▸ **SET TASK**
Go through the entries below and copy each line containing the word "active".

══ DATA LINES

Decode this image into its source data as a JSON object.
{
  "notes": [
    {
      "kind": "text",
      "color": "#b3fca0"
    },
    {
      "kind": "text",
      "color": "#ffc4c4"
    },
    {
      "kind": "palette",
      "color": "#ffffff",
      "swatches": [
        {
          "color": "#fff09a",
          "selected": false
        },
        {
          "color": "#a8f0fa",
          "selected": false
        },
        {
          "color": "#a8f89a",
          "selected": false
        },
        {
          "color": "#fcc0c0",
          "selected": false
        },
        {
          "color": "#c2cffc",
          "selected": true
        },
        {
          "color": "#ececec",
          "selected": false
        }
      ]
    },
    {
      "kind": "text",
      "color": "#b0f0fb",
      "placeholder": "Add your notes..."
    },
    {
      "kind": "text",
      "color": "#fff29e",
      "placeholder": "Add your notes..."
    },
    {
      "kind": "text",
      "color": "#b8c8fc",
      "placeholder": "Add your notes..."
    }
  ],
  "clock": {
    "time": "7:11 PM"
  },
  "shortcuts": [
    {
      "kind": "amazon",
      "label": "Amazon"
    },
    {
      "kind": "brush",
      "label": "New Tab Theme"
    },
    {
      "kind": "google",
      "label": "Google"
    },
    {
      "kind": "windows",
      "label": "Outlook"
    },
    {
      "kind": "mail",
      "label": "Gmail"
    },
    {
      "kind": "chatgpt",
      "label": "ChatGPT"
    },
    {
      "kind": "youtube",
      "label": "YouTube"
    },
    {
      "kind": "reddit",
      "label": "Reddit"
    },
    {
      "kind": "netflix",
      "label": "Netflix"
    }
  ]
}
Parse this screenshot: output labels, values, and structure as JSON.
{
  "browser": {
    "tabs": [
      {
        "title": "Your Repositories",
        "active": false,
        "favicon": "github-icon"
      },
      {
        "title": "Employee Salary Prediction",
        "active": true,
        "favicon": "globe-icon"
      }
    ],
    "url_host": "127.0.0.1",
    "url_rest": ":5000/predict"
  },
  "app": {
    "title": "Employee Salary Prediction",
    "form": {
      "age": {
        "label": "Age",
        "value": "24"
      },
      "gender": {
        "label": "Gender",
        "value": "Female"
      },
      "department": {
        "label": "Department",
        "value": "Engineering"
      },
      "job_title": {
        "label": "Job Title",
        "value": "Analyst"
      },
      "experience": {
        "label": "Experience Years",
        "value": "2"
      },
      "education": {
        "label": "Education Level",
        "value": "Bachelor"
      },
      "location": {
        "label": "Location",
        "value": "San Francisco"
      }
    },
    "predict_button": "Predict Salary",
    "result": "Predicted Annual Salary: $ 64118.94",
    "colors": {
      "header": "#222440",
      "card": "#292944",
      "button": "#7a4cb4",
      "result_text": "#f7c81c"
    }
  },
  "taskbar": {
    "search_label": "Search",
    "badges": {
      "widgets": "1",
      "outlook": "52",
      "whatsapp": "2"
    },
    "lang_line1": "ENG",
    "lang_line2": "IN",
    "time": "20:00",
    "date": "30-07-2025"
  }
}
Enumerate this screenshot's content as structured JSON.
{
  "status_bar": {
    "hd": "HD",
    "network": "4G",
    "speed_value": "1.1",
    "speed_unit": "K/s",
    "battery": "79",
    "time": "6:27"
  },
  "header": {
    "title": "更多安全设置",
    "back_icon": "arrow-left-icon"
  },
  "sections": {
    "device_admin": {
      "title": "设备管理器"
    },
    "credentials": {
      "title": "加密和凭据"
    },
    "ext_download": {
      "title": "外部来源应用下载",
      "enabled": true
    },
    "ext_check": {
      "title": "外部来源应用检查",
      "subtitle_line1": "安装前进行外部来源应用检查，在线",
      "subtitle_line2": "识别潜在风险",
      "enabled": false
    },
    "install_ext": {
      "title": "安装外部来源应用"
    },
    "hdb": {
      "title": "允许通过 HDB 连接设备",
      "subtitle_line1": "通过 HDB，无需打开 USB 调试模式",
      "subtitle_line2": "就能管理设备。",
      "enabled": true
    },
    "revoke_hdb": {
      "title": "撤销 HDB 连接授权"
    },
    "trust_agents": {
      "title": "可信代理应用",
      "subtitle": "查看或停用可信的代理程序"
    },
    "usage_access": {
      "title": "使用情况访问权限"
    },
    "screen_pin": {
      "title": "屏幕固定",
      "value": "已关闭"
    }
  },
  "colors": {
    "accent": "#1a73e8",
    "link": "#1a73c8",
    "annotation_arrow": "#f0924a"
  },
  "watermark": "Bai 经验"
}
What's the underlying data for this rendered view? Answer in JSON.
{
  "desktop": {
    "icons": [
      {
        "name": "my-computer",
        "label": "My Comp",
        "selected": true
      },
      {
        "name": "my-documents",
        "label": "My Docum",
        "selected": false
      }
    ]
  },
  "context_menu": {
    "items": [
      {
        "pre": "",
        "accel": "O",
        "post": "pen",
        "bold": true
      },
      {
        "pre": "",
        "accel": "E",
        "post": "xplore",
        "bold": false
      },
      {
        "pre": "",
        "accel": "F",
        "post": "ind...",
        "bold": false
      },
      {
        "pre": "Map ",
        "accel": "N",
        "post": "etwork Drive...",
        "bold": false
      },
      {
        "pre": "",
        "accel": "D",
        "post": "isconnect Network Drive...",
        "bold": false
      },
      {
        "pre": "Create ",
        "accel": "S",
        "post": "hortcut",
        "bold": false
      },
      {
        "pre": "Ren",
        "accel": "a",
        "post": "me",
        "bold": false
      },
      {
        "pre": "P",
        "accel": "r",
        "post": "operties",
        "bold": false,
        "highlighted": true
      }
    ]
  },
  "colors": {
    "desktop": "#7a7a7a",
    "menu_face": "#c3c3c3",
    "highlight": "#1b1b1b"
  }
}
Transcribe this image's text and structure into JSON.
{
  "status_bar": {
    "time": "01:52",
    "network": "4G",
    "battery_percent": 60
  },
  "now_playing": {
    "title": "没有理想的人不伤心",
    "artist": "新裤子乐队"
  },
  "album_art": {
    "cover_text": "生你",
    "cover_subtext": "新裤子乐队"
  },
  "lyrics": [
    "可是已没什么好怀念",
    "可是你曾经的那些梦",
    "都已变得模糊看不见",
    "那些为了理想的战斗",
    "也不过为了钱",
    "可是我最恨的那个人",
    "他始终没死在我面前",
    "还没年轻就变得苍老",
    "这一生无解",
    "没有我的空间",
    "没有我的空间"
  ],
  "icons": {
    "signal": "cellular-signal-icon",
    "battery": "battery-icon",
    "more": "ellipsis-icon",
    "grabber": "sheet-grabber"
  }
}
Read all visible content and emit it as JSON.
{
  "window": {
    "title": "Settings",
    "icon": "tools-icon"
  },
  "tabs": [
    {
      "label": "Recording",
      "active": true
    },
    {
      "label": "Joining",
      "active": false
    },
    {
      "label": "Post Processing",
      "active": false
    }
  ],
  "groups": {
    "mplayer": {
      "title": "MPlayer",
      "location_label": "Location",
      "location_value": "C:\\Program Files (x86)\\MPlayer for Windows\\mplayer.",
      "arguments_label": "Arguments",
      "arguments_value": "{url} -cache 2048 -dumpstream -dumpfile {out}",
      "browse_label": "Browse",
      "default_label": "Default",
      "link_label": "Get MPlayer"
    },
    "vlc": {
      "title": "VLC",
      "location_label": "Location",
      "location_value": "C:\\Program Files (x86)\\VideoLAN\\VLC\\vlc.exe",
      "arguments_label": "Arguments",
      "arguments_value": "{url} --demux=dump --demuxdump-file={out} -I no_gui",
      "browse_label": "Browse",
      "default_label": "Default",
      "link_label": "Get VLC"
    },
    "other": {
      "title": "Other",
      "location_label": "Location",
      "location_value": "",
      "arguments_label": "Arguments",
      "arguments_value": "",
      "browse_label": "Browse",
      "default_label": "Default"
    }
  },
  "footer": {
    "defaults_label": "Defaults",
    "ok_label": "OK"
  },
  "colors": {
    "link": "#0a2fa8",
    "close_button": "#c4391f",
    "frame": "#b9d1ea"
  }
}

════

▸ **FINAL RESULT**
        "active": false,
        "active": true,
      "active": true
      "active": false
      "active": false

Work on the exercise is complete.